> WHAT THE EXERCISE ASKS
Report how many lines contain the word "Auto", with no other text.

> DATASET ROWS

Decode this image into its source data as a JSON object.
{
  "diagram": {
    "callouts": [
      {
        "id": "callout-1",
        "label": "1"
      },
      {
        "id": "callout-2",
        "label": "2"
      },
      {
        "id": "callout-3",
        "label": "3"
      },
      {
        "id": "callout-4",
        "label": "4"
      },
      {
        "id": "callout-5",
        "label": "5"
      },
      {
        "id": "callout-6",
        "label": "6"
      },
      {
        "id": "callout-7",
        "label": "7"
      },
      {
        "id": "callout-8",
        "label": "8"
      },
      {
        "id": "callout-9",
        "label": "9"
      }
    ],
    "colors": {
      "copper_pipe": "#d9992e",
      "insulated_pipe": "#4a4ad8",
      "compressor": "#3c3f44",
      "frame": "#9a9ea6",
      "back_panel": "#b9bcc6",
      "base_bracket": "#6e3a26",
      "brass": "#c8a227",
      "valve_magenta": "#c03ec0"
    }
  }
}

...

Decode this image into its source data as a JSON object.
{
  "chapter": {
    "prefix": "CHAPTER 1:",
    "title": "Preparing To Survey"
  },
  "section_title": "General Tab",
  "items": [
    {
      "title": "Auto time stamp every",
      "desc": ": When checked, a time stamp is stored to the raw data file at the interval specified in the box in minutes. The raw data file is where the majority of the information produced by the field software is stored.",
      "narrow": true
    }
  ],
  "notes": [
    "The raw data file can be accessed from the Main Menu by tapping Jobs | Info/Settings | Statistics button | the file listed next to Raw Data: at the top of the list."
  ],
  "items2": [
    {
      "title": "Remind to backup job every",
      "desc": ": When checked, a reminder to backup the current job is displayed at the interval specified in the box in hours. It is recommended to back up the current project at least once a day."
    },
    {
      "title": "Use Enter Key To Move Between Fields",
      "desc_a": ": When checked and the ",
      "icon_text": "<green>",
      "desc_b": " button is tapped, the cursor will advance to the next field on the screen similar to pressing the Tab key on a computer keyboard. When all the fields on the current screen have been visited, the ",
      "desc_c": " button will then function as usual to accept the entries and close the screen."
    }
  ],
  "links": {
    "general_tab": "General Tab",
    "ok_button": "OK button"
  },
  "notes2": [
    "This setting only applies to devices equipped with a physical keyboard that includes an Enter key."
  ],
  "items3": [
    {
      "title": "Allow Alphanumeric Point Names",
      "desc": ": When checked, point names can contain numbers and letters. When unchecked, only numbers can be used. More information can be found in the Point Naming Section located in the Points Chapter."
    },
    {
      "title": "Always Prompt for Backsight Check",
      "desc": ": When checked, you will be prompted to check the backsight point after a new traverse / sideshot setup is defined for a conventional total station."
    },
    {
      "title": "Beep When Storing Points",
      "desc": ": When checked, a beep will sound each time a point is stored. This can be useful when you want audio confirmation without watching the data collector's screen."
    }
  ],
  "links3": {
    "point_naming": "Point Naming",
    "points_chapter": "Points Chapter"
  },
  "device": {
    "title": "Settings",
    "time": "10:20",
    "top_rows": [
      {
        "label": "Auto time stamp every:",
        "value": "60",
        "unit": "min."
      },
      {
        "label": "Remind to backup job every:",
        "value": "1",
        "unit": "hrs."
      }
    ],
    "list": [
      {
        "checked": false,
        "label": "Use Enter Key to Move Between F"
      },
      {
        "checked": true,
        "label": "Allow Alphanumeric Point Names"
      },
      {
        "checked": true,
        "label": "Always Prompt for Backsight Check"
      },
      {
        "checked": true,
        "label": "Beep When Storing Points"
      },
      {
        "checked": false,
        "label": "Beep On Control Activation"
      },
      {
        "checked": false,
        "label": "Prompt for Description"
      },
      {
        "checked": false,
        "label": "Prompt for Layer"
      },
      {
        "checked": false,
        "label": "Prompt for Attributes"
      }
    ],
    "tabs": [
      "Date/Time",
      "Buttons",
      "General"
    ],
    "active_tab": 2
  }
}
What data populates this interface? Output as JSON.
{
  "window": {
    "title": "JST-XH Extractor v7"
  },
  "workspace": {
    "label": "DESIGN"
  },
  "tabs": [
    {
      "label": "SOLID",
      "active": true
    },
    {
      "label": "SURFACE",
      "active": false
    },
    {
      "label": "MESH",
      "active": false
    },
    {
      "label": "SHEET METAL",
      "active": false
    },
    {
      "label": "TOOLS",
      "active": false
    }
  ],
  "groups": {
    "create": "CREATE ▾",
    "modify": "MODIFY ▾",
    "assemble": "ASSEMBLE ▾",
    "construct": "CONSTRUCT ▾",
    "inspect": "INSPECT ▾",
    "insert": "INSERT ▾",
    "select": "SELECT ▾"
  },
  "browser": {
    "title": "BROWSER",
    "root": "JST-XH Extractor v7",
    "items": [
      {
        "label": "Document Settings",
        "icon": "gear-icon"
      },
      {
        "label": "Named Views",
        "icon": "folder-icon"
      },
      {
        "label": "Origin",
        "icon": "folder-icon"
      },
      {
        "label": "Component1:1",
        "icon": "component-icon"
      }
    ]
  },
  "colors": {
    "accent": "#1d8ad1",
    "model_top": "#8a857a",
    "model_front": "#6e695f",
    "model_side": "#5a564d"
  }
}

> ANSWER TO THE PROBLEM
2